Wherever a line holds the string "气味刺鼻", copy that line.

***** Data shown

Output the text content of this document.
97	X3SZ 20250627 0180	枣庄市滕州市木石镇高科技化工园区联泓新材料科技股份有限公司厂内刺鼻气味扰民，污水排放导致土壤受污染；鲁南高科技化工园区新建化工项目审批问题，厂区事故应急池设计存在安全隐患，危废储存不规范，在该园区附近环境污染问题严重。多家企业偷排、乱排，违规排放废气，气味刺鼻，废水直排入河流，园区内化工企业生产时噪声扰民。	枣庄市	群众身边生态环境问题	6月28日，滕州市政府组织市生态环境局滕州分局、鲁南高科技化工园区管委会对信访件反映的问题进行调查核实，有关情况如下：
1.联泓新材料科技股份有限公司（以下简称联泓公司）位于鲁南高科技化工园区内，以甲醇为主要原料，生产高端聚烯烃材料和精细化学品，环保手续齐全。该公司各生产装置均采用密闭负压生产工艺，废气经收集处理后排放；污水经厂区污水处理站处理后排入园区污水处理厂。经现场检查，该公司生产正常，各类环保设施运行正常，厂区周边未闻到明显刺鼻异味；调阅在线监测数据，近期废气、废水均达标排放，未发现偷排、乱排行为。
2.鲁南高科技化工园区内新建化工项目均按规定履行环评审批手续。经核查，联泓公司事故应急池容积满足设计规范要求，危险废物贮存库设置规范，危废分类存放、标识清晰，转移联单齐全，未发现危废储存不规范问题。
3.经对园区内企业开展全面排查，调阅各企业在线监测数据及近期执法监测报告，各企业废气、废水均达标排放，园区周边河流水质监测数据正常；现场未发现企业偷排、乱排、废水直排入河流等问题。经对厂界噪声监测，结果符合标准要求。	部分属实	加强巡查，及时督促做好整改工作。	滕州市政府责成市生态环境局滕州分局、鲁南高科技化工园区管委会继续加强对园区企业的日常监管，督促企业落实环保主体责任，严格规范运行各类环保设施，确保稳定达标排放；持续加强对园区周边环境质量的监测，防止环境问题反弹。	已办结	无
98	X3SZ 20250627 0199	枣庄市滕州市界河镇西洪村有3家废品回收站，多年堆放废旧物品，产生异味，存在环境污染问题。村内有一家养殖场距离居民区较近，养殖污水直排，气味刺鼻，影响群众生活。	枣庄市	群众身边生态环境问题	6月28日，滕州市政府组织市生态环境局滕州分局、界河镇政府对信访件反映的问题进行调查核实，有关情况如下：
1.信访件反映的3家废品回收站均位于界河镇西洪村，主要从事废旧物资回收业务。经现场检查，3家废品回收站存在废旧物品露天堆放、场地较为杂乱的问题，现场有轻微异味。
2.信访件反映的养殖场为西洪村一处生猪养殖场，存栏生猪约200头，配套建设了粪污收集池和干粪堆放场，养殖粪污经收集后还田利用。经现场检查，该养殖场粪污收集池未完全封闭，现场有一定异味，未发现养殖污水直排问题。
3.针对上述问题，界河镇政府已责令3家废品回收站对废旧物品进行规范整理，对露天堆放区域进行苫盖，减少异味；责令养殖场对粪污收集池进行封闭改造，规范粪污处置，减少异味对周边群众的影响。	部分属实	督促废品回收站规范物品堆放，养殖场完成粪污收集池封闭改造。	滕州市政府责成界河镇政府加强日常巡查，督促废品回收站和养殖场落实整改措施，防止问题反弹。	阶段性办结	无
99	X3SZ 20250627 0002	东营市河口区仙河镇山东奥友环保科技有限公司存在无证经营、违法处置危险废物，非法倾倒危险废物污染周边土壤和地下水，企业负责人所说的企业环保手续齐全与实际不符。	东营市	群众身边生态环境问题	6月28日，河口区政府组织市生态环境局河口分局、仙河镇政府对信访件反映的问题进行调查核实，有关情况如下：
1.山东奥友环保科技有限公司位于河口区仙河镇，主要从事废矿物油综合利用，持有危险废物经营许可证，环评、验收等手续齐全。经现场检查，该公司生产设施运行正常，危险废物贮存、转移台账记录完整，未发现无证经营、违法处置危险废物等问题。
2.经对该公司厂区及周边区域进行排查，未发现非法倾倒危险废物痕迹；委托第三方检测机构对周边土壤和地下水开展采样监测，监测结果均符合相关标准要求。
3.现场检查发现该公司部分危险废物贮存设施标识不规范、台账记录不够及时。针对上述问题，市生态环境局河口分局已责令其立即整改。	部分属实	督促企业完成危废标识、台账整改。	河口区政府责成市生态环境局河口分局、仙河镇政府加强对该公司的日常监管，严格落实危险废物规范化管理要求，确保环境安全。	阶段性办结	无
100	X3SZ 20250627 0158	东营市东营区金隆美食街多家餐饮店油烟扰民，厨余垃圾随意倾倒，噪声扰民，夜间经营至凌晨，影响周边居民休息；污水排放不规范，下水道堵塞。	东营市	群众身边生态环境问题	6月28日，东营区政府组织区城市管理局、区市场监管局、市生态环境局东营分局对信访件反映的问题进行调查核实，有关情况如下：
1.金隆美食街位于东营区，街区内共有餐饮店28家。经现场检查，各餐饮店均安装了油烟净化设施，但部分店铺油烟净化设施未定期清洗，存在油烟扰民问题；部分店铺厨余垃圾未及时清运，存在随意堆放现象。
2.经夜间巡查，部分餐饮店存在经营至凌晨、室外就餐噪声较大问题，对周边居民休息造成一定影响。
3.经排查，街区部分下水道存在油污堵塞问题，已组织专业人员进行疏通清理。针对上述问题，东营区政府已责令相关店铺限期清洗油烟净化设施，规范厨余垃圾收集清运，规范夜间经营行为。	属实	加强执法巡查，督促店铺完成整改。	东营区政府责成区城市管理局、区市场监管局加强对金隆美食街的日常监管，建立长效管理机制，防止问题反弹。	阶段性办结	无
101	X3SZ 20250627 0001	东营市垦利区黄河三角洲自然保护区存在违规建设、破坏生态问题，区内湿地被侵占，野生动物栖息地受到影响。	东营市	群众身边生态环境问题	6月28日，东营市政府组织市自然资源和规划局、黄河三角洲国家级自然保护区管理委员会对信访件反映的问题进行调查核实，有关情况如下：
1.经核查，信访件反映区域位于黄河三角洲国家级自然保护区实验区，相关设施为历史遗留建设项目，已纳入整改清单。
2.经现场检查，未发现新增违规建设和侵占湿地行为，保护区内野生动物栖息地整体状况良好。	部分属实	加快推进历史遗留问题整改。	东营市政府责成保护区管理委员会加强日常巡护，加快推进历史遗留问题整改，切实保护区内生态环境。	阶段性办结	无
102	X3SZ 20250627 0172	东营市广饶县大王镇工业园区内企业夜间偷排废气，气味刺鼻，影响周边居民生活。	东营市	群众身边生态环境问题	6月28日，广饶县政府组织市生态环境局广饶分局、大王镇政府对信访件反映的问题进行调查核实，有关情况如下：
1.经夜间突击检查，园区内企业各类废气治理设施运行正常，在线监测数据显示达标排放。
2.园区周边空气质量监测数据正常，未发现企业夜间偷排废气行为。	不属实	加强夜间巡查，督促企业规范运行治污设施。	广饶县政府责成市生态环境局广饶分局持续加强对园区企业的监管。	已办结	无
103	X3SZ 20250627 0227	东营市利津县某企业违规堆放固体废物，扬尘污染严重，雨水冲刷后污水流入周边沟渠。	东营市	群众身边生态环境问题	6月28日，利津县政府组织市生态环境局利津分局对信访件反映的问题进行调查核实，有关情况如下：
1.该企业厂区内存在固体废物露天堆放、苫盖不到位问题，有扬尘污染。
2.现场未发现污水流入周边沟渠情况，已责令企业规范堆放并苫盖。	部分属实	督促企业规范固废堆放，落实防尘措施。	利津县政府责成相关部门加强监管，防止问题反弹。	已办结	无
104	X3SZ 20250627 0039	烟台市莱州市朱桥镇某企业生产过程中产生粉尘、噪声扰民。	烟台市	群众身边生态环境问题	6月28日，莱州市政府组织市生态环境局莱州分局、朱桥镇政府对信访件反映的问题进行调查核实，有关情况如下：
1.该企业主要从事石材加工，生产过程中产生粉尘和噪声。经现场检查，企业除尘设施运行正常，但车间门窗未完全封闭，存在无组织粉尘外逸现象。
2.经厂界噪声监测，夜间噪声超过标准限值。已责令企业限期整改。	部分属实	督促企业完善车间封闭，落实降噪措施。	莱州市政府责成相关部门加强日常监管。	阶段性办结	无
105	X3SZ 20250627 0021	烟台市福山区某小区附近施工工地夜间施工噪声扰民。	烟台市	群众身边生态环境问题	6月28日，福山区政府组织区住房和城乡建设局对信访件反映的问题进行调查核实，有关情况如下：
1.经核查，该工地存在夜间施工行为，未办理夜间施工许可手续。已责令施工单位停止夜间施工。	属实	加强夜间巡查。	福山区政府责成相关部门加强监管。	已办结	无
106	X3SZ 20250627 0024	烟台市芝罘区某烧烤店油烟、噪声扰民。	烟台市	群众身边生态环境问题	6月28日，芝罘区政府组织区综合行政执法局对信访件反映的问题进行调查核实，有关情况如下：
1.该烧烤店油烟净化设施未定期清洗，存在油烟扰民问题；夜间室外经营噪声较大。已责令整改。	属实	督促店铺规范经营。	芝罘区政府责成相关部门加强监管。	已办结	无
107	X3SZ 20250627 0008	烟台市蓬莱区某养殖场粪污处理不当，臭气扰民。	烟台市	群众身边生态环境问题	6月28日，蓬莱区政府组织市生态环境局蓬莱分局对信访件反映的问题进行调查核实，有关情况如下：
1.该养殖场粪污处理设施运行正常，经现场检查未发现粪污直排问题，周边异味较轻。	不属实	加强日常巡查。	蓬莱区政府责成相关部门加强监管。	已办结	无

**********

• _Exercise result_:
97	X3SZ 20250627 0180	枣庄市滕州市木石镇高科技化工园区联泓新材料科技股份有限公司厂内刺鼻气味扰民，污水排放导致土壤受污染；鲁南高科技化工园区新建化工项目审批问题，厂区事故应急池设计存在安全隐患，危废储存不规范，在该园区附近环境污染问题严重。多家企业偷排、乱排，违规排放废气，气味刺鼻，废水直排入河流，园区内化工企业生产时噪声扰民。	枣庄市	群众身边生态环境问题	6月28日，滕州市政府组织市生态环境局滕州分局、鲁南高科技化工园区管委会对信访件反映的问题进行调查核实，有关情况如下：
98	X3SZ 20250627 0199	枣庄市滕州市界河镇西洪村有3家废品回收站，多年堆放废旧物品，产生异味，存在环境污染问题。村内有一家养殖场距离居民区较近，养殖污水直排，气味刺鼻，影响群众生活。	枣庄市	群众身边生态环境问题	6月28日，滕州市政府组织市生态环境局滕州分局、界河镇政府对信访件反映的问题进行调查核实，有关情况如下：
102	X3SZ 20250627 0172	东营市广饶县大王镇工业园区内企业夜间偷排废气，气味刺鼻，影响周边居民生活。	东营市	群众身边生态环境问题	6月28日，广饶县政府组织市生态环境局广饶分局、大王镇政府对信访件反映的问题进行调查核实，有关情况如下：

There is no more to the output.